(Dataset rows about figures)
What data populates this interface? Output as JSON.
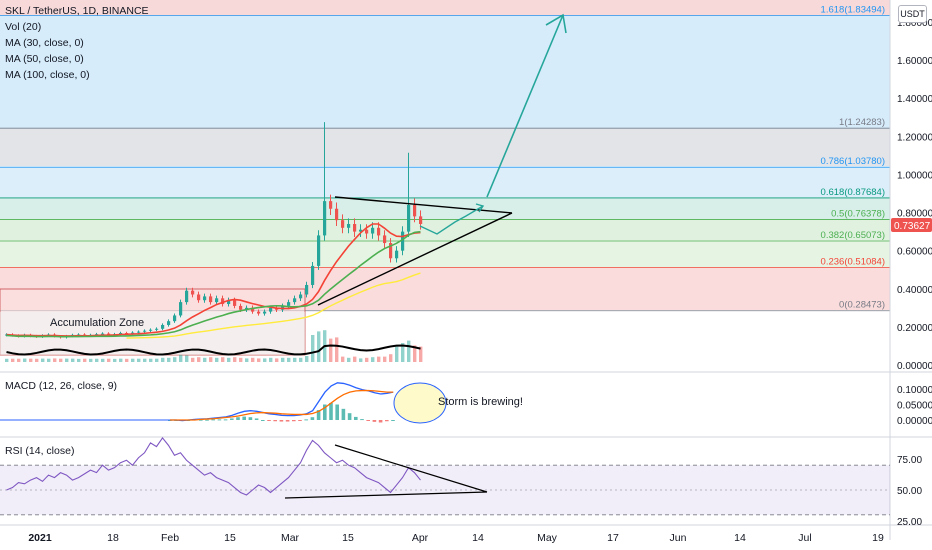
{
  "legend": {
    "symbol": "SKL / TetherUS, 1D, BINANCE",
    "studies": [
      "Vol (20)",
      "MA (30, close, 0)",
      "MA (50, close, 0)",
      "MA (100, close, 0)"
    ]
  },
  "macd_title": "MACD (12, 26, close, 9)",
  "rsi_title": "RSI (14, close)",
  "currency_button": "USDT",
  "current_price": "0.73627",
  "annotations": {
    "accumulation": "Accumulation Zone",
    "storm": "Storm is brewing!"
  },
  "colors": {
    "up": "#26a69a",
    "down": "#ef5350",
    "ma30": "#f44336",
    "ma50": "#4caf50",
    "ma100": "#ffeb3b",
    "trend": "#000000",
    "arrow": "#26a69a",
    "macd": "#2962ff",
    "signal": "#ff6d00",
    "rsi": "#7e57c2",
    "price_badge": "#ef5350"
  },
  "chart_data": [
    {
      "type": "line",
      "panel": "price",
      "ylim": [
        0,
        1.9
      ],
      "y_ticks": [
        "1.80000",
        "1.60000",
        "1.40000",
        "1.20000",
        "1.00000",
        "0.80000",
        "0.60000",
        "0.40000",
        "0.20000",
        "0.00000"
      ],
      "y_tick_values": [
        1.8,
        1.6,
        1.4,
        1.2,
        1.0,
        0.8,
        0.6,
        0.4,
        0.2,
        0.0
      ],
      "fib_levels": [
        {
          "label": "1.618(1.83494)",
          "value": 1.83494,
          "color": "#2196f3"
        },
        {
          "label": "1(1.24283)",
          "value": 1.24283,
          "color": "#787b86"
        },
        {
          "label": "0.786(1.03780)",
          "value": 1.0378,
          "color": "#2196f3"
        },
        {
          "label": "0.618(0.87684)",
          "value": 0.87684,
          "color": "#089981"
        },
        {
          "label": "0.5(0.76378)",
          "value": 0.76378,
          "color": "#4caf50"
        },
        {
          "label": "0.382(0.65073)",
          "value": 0.65073,
          "color": "#4caf50"
        },
        {
          "label": "0.236(0.51084)",
          "value": 0.51084,
          "color": "#f44336"
        },
        {
          "label": "0(0.28473)",
          "value": 0.28473,
          "color": "#787b86"
        }
      ],
      "x_ticks": [
        "2021",
        "18",
        "Feb",
        "15",
        "Mar",
        "15",
        "Apr",
        "14",
        "May",
        "17",
        "Jun",
        "14",
        "Jul",
        "19"
      ],
      "close_series": [
        0.16,
        0.155,
        0.15,
        0.158,
        0.152,
        0.148,
        0.155,
        0.16,
        0.15,
        0.145,
        0.152,
        0.158,
        0.16,
        0.155,
        0.158,
        0.162,
        0.165,
        0.16,
        0.162,
        0.168,
        0.165,
        0.17,
        0.175,
        0.18,
        0.185,
        0.19,
        0.21,
        0.23,
        0.26,
        0.33,
        0.39,
        0.37,
        0.34,
        0.36,
        0.33,
        0.35,
        0.32,
        0.34,
        0.31,
        0.29,
        0.3,
        0.28,
        0.27,
        0.28,
        0.3,
        0.29,
        0.31,
        0.33,
        0.35,
        0.37,
        0.42,
        0.52,
        0.68,
        0.86,
        0.82,
        0.76,
        0.72,
        0.74,
        0.7,
        0.71,
        0.69,
        0.72,
        0.68,
        0.64,
        0.56,
        0.6,
        0.7,
        0.84,
        0.78,
        0.74
      ]
    },
    {
      "type": "line",
      "panel": "macd",
      "y_ticks": [
        "0.10000",
        "0.05000",
        "0.00000"
      ],
      "y_tick_values": [
        0.1,
        0.05,
        0.0
      ],
      "series": [
        {
          "name": "MACD",
          "values": [
            0.0,
            0.0,
            -0.002,
            0.0,
            0.002,
            0.003,
            0.004,
            0.006,
            0.008,
            0.01,
            0.015,
            0.022,
            0.028,
            0.03,
            0.028,
            0.024,
            0.02,
            0.018,
            0.015,
            0.014,
            0.014,
            0.016,
            0.02,
            0.03,
            0.06,
            0.09,
            0.11,
            0.12,
            0.118,
            0.112,
            0.104,
            0.098,
            0.094,
            0.088,
            0.084,
            0.086,
            0.09
          ]
        },
        {
          "name": "Signal",
          "values": [
            0.0,
            0.0,
            0.0,
            0.0,
            0.0,
            0.002,
            0.003,
            0.004,
            0.006,
            0.008,
            0.01,
            0.013,
            0.017,
            0.021,
            0.023,
            0.024,
            0.023,
            0.022,
            0.02,
            0.019,
            0.018,
            0.018,
            0.018,
            0.021,
            0.028,
            0.04,
            0.055,
            0.07,
            0.082,
            0.09,
            0.094,
            0.095,
            0.095,
            0.094,
            0.092,
            0.09,
            0.09
          ]
        }
      ]
    },
    {
      "type": "line",
      "panel": "rsi",
      "y_ticks": [
        "75.00",
        "50.00",
        "25.00"
      ],
      "y_tick_values": [
        75,
        50,
        25
      ],
      "ylim": [
        20,
        100
      ],
      "series": [
        {
          "name": "RSI",
          "values": [
            50,
            52,
            56,
            55,
            58,
            60,
            57,
            62,
            60,
            64,
            62,
            58,
            60,
            63,
            66,
            64,
            70,
            66,
            68,
            72,
            74,
            70,
            76,
            80,
            88,
            85,
            92,
            86,
            78,
            80,
            74,
            70,
            66,
            62,
            64,
            60,
            58,
            56,
            52,
            48,
            46,
            50,
            54,
            52,
            48,
            52,
            56,
            60,
            66,
            72,
            82,
            90,
            86,
            80,
            76,
            72,
            74,
            70,
            68,
            64,
            60,
            58,
            56,
            52,
            48,
            54,
            60,
            68,
            64,
            58
          ]
        }
      ]
    }
  ]
}
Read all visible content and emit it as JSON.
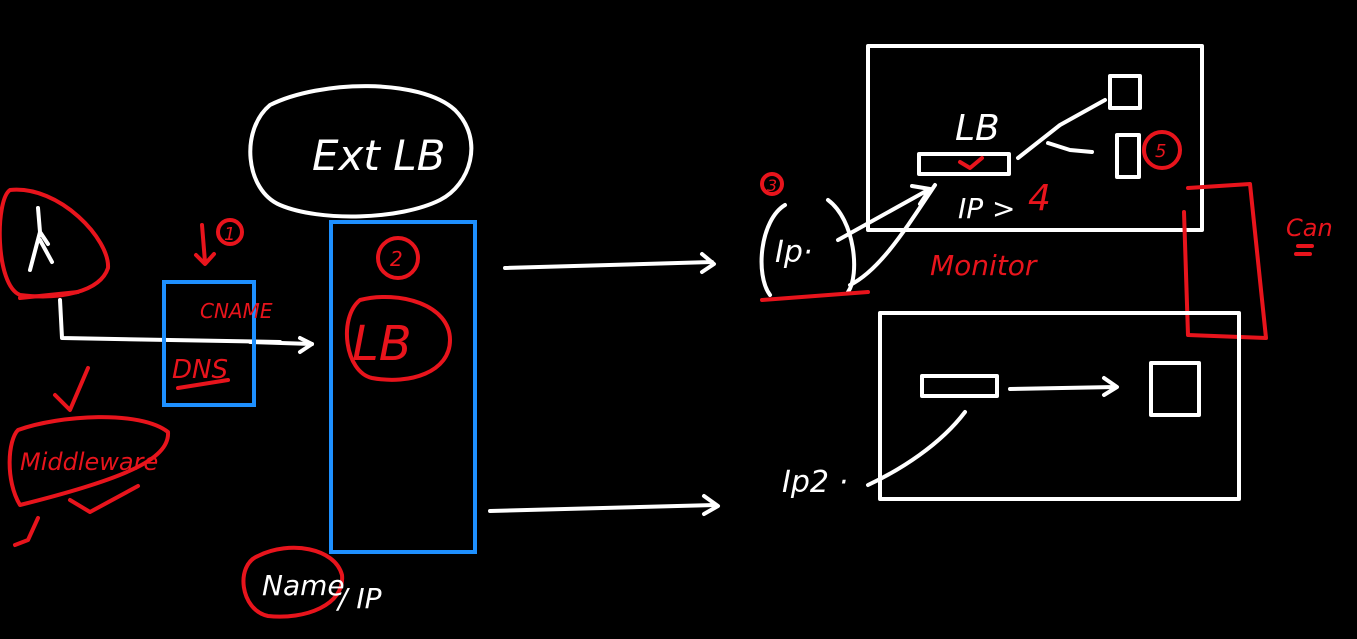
{
  "colors": {
    "background": "#000000",
    "ink_white": "#ffffff",
    "ink_red": "#e8141c",
    "ink_blue": "#1e90ff"
  },
  "labels": {
    "ext_lb": "Ext LB",
    "step_1": "1",
    "step_2": "2",
    "step_3": "3",
    "step_5": "5",
    "cname": "CNAME",
    "dns": "DNS",
    "lb_big": "LB",
    "name": "Name",
    "ip_slash": "/ IP",
    "middleware": "Middleware",
    "ip1": "Ip·",
    "ip2": "Ip2 ·",
    "lb_box": "LB",
    "ip_gt_4_prefix": "IP >",
    "ip_gt_4_value": "4",
    "monitor": "Monitor",
    "can": "Can"
  }
}
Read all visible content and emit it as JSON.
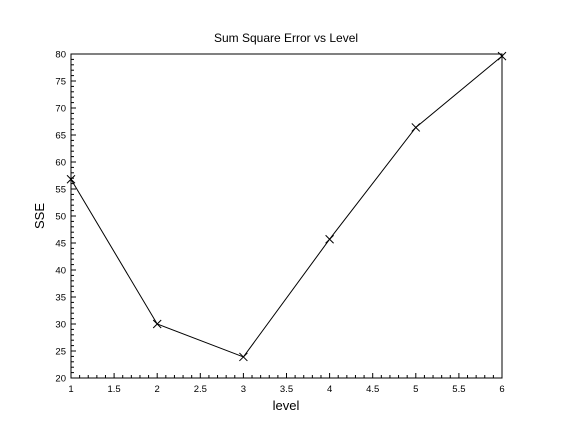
{
  "chart_data": {
    "type": "line",
    "title": "Sum Square Error vs Level",
    "xlabel": "level",
    "ylabel": "SSE",
    "xlim": [
      1,
      6
    ],
    "ylim": [
      20,
      80
    ],
    "xticks": [
      "1",
      "1.5",
      "2",
      "2.5",
      "3",
      "3.5",
      "4",
      "4.5",
      "5",
      "5.5",
      "6"
    ],
    "yticks": [
      "20",
      "25",
      "30",
      "35",
      "40",
      "45",
      "50",
      "55",
      "60",
      "65",
      "70",
      "75",
      "80"
    ],
    "grid": false,
    "marker": "x",
    "line_color": "#000000",
    "series": [
      {
        "x": [
          1,
          2,
          3,
          4,
          5,
          6
        ],
        "y": [
          56.8,
          30.0,
          23.9,
          45.7,
          66.4,
          79.6
        ]
      }
    ]
  }
}
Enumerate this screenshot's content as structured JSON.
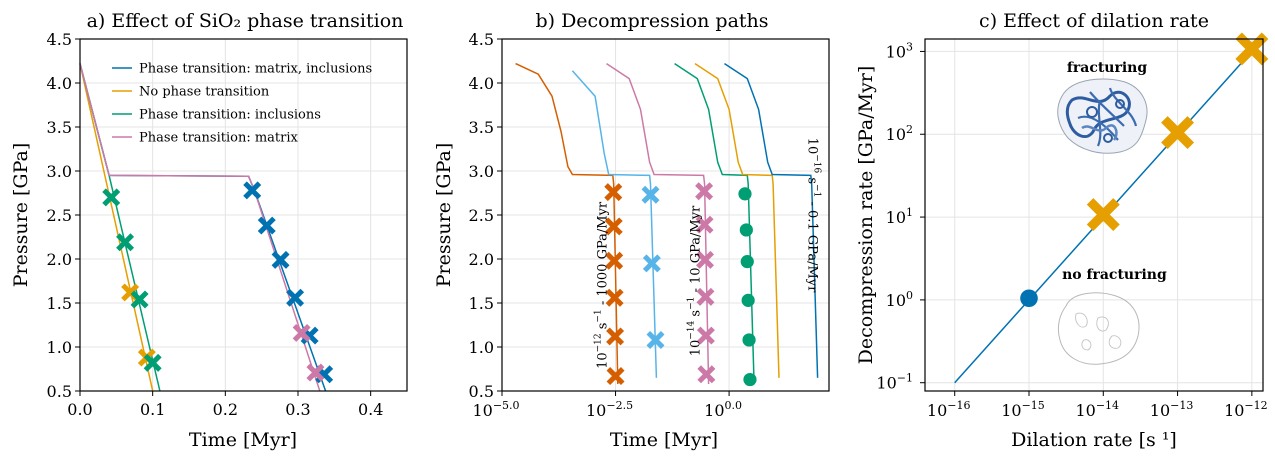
{
  "colors": {
    "blue": "#0072b2",
    "orange": "#e69f00",
    "green": "#009e73",
    "pink": "#cc79a7",
    "vermillion": "#d55e00",
    "skyblue": "#56b4e9"
  },
  "chart_data": [
    {
      "type": "line",
      "title": "a) Effect of SiO₂ phase transition",
      "xlabel": "Time [Myr]",
      "ylabel": "Pressure [GPa]",
      "xlim": [
        0,
        0.45
      ],
      "ylim": [
        0.5,
        4.5
      ],
      "grid": true,
      "legend_position": "top-right",
      "xticks": [
        0.0,
        0.1,
        0.2,
        0.3,
        0.4
      ],
      "xtick_labels": [
        "0.0",
        "0.1",
        "0.2",
        "0.3",
        "0.4"
      ],
      "yticks": [
        0.5,
        1.0,
        1.5,
        2.0,
        2.5,
        3.0,
        3.5,
        4.0,
        4.5
      ],
      "ytick_labels": [
        "0.5",
        "1.0",
        "1.5",
        "2.0",
        "2.5",
        "3.0",
        "3.5",
        "4.0",
        "4.5"
      ],
      "series": [
        {
          "name": "Phase transition: matrix, inclusions",
          "color": "blue",
          "line": [
            [
              0,
              4.22
            ],
            [
              0.04,
              2.95
            ],
            [
              0.232,
              2.94
            ],
            [
              0.24,
              2.78
            ],
            [
              0.338,
              0.5
            ]
          ],
          "markers": [
            [
              0.237,
              2.78
            ],
            [
              0.257,
              2.38
            ],
            [
              0.276,
              1.99
            ],
            [
              0.296,
              1.56
            ],
            [
              0.316,
              1.13
            ],
            [
              0.336,
              0.69
            ]
          ],
          "marker": "x"
        },
        {
          "name": "No phase transition",
          "color": "orange",
          "line": [
            [
              0,
              4.22
            ],
            [
              0.1,
              0.5
            ]
          ],
          "markers": [
            [
              0.069,
              1.62
            ],
            [
              0.092,
              0.88
            ]
          ],
          "marker": "x"
        },
        {
          "name": "Phase transition: inclusions",
          "color": "green",
          "line": [
            [
              0,
              4.22
            ],
            [
              0.04,
              2.95
            ],
            [
              0.11,
              0.5
            ]
          ],
          "markers": [
            [
              0.043,
              2.7
            ],
            [
              0.062,
              2.19
            ],
            [
              0.082,
              1.54
            ],
            [
              0.1,
              0.82
            ]
          ],
          "marker": "x"
        },
        {
          "name": "Phase transition: matrix",
          "color": "pink",
          "line": [
            [
              0,
              4.22
            ],
            [
              0.04,
              2.95
            ],
            [
              0.232,
              2.94
            ],
            [
              0.24,
              2.78
            ],
            [
              0.33,
              0.5
            ]
          ],
          "markers": [
            [
              0.305,
              1.16
            ],
            [
              0.324,
              0.71
            ]
          ],
          "marker": "x"
        }
      ]
    },
    {
      "type": "line",
      "title": "b) Decompression paths",
      "xlabel": "Time [Myr]",
      "ylabel": "Pressure [GPa]",
      "xscale": "log10",
      "xlim": [
        -5,
        2.2
      ],
      "ylim": [
        0.5,
        4.5
      ],
      "grid": true,
      "xticks": [
        -5.0,
        -2.5,
        0.0
      ],
      "xtick_labels": [
        "10",
        "10",
        "10"
      ],
      "xtick_exponents": [
        "−5.0",
        "−2.5",
        "0.0"
      ],
      "yticks": [
        0.5,
        1.0,
        1.5,
        2.0,
        2.5,
        3.0,
        3.5,
        4.0,
        4.5
      ],
      "ytick_labels": [
        "0.5",
        "1.0",
        "1.5",
        "2.0",
        "2.5",
        "3.0",
        "3.5",
        "4.0",
        "4.5"
      ],
      "annotations": [
        {
          "base": "10",
          "exp": "−12",
          "rest": " s",
          "exp2": "−1",
          "tail": " - 1000 GPa/Myr",
          "x": -2.7,
          "y": 1.7
        },
        {
          "base": "10",
          "exp": "−14",
          "rest": " s",
          "exp2": "−1",
          "tail": " - 10 GPa/Myr",
          "x": -0.65,
          "y": 1.75
        },
        {
          "base": "10",
          "exp": "−16",
          "rest": " s",
          "exp2": "−1",
          "tail": " - 0.1 GPa/Myr",
          "x": 1.75,
          "y": 2.5
        }
      ],
      "series": [
        {
          "color": "vermillion",
          "line": [
            [
              -4.7,
              4.22
            ],
            [
              -4.2,
              4.1
            ],
            [
              -3.9,
              3.85
            ],
            [
              -3.7,
              3.45
            ],
            [
              -3.55,
              3.05
            ],
            [
              -3.45,
              2.96
            ],
            [
              -2.56,
              2.95
            ],
            [
              -2.54,
              2.85
            ],
            [
              -2.45,
              0.58
            ]
          ],
          "markers": [
            [
              -2.55,
              2.76
            ],
            [
              -2.54,
              2.37
            ],
            [
              -2.53,
              1.98
            ],
            [
              -2.52,
              1.56
            ],
            [
              -2.51,
              1.12
            ],
            [
              -2.5,
              0.67
            ]
          ],
          "marker": "x"
        },
        {
          "color": "skyblue",
          "line": [
            [
              -3.45,
              4.14
            ],
            [
              -2.95,
              3.85
            ],
            [
              -2.75,
              3.2
            ],
            [
              -2.65,
              2.96
            ],
            [
              -1.75,
              2.95
            ],
            [
              -1.73,
              2.85
            ],
            [
              -1.6,
              0.65
            ]
          ],
          "markers": [
            [
              -1.73,
              2.73
            ],
            [
              -1.7,
              1.95
            ],
            [
              -1.62,
              1.08
            ]
          ],
          "marker": "x"
        },
        {
          "color": "pink",
          "line": [
            [
              -2.7,
              4.22
            ],
            [
              -2.2,
              4.05
            ],
            [
              -1.95,
              3.7
            ],
            [
              -1.75,
              3.1
            ],
            [
              -1.65,
              2.96
            ],
            [
              -0.56,
              2.95
            ],
            [
              -0.54,
              2.85
            ],
            [
              -0.45,
              0.58
            ]
          ],
          "markers": [
            [
              -0.55,
              2.77
            ],
            [
              -0.54,
              2.39
            ],
            [
              -0.53,
              1.99
            ],
            [
              -0.52,
              1.57
            ],
            [
              -0.51,
              1.13
            ],
            [
              -0.5,
              0.69
            ]
          ],
          "marker": "x"
        },
        {
          "color": "green",
          "line": [
            [
              -1.2,
              4.22
            ],
            [
              -0.7,
              4.05
            ],
            [
              -0.45,
              3.7
            ],
            [
              -0.25,
              3.1
            ],
            [
              -0.15,
              2.96
            ],
            [
              0.4,
              2.95
            ],
            [
              0.42,
              2.85
            ],
            [
              0.55,
              0.58
            ]
          ],
          "markers": [
            [
              0.35,
              2.74
            ],
            [
              0.38,
              2.33
            ],
            [
              0.4,
              1.97
            ],
            [
              0.42,
              1.53
            ],
            [
              0.44,
              1.08
            ],
            [
              0.46,
              0.63
            ]
          ],
          "marker": "o"
        },
        {
          "color": "orange",
          "line": [
            [
              -0.75,
              4.22
            ],
            [
              -0.25,
              4.05
            ],
            [
              0.0,
              3.7
            ],
            [
              0.2,
              3.1
            ],
            [
              0.3,
              2.96
            ],
            [
              0.95,
              2.95
            ],
            [
              0.97,
              2.85
            ],
            [
              1.1,
              0.65
            ]
          ]
        },
        {
          "color": "blue",
          "line": [
            [
              -0.1,
              4.22
            ],
            [
              0.4,
              4.05
            ],
            [
              0.65,
              3.7
            ],
            [
              0.85,
              3.1
            ],
            [
              0.95,
              2.96
            ],
            [
              1.8,
              2.95
            ],
            [
              1.82,
              2.85
            ],
            [
              1.95,
              0.65
            ]
          ]
        }
      ]
    },
    {
      "type": "scatter",
      "title": "c) Effect of dilation rate",
      "xlabel": "Dilation rate [s ¹]",
      "ylabel": "Decompression rate [GPa/Myr]",
      "xscale": "log10",
      "yscale": "log10",
      "xlim": [
        -16.4,
        -11.85
      ],
      "ylim": [
        -1.1,
        3.15
      ],
      "grid": true,
      "xticks": [
        -16,
        -15,
        -14,
        -13,
        -12
      ],
      "xtick_labels": [
        "10",
        "10",
        "10",
        "10",
        "10"
      ],
      "xtick_exponents": [
        "−16",
        "−15",
        "−14",
        "−13",
        "−12"
      ],
      "yticks": [
        -1,
        0,
        1,
        2,
        3
      ],
      "ytick_labels": [
        "10",
        "10",
        "10",
        "10",
        "10"
      ],
      "ytick_exponents": [
        "−1",
        "0",
        "1",
        "2",
        "3"
      ],
      "fit_line": {
        "color": "blue",
        "points": [
          [
            -16,
            -1
          ],
          [
            -12,
            3
          ]
        ]
      },
      "points": [
        {
          "x": -15,
          "y": 0.02,
          "marker": "o",
          "color": "blue"
        },
        {
          "x": -14,
          "y": 1.03,
          "marker": "x",
          "color": "orange"
        },
        {
          "x": -13,
          "y": 2.02,
          "marker": "x",
          "color": "orange"
        },
        {
          "x": -12,
          "y": 3.03,
          "marker": "x",
          "color": "orange"
        }
      ],
      "annotations": [
        {
          "text": "fracturing",
          "x": -13.95,
          "y": 2.75
        },
        {
          "text": "no fracturing",
          "x": -13.85,
          "y": 0.25
        }
      ]
    }
  ]
}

• **Exercise brief**
Only lines with the word "text" should be collected from the material.

• **Response to the exercise**
          "text": "fracturing",
          "text": "no fracturing",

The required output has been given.